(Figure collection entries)
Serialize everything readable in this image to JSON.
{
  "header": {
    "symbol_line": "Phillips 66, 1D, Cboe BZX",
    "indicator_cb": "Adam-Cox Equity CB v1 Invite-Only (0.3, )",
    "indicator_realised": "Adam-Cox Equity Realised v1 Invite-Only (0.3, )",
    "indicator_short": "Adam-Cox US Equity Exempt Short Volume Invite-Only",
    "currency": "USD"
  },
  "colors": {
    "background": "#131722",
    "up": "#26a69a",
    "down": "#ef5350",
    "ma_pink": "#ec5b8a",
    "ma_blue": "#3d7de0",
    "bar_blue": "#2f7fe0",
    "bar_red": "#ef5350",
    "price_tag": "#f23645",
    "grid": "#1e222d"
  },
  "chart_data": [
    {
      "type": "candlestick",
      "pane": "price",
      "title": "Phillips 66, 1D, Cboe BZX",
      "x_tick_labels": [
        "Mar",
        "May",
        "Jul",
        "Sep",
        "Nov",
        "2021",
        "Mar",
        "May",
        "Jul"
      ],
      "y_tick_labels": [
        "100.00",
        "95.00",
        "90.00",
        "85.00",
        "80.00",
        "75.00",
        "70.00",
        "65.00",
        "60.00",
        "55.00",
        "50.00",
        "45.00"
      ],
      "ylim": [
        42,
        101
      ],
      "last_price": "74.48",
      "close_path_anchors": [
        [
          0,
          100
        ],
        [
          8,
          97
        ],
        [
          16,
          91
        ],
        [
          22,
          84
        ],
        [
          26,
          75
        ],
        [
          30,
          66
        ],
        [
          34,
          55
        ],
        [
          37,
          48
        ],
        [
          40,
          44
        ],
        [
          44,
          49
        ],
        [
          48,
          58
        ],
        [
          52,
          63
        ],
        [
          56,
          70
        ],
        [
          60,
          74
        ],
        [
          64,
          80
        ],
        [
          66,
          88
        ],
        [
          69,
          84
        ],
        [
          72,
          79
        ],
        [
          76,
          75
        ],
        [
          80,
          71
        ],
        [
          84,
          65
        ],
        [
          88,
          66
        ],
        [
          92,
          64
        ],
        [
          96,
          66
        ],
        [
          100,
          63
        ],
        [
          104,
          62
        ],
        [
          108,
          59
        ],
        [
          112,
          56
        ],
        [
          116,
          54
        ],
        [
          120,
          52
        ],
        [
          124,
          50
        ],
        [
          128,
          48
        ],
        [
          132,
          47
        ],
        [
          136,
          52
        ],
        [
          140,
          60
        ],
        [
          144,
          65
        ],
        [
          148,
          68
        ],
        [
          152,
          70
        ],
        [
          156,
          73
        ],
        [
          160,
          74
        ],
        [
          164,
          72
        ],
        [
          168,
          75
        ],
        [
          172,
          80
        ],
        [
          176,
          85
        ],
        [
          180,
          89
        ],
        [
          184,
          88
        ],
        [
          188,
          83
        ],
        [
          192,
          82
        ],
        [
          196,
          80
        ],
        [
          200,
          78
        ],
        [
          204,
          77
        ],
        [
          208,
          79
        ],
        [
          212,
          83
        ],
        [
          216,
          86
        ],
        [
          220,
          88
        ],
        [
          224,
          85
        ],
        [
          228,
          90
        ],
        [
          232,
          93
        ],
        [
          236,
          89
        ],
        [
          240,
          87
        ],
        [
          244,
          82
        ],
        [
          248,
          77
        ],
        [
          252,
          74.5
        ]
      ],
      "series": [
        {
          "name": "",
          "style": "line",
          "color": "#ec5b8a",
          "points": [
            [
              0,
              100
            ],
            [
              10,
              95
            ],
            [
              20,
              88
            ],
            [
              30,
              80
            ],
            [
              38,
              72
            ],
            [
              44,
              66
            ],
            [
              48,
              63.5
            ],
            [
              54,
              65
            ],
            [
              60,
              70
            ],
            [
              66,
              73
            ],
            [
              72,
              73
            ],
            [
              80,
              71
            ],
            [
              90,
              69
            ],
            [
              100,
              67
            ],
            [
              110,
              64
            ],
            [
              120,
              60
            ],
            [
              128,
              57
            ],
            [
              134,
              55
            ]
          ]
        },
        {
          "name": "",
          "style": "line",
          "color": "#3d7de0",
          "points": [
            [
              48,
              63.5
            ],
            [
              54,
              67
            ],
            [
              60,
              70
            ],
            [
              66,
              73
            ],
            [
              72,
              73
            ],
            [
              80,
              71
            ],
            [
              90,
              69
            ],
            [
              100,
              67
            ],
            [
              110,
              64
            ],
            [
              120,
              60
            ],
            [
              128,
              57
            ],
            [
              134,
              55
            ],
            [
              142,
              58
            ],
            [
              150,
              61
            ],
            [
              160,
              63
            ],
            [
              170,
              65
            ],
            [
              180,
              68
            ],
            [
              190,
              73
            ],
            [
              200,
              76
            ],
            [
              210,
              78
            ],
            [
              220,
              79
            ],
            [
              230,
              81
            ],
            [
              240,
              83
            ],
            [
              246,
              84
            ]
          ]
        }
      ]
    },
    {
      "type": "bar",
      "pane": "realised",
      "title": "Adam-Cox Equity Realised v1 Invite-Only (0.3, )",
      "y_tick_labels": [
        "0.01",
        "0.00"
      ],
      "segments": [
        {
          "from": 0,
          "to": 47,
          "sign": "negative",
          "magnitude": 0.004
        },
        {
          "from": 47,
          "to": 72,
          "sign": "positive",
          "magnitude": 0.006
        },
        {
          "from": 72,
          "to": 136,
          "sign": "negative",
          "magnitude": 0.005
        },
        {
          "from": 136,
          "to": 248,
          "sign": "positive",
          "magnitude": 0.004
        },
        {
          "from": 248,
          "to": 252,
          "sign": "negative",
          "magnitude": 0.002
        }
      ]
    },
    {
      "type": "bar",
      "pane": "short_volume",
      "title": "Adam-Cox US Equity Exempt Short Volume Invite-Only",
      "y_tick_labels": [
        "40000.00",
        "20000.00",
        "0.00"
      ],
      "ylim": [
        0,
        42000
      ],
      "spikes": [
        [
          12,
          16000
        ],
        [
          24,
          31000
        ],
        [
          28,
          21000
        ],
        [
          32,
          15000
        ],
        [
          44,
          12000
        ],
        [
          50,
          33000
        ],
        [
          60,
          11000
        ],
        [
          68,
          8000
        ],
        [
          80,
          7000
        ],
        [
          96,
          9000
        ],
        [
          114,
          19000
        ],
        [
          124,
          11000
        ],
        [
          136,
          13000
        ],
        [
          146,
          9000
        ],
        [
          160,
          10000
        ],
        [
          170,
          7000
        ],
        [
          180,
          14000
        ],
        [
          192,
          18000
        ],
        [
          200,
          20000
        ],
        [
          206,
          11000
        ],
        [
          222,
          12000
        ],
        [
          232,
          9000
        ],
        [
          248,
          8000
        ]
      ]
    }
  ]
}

● **GIVEN INSTRUCTION**:
Return each line among the entries that holds the word "title".

● **FINISHED TASK**:
      "title": "Phillips 66, 1D, Cboe BZX",
      "title": "Adam-Cox Equity Realised v1 Invite-Only (0.3, )",
      "title": "Adam-Cox US Equity Exempt Short Volume Invite-Only",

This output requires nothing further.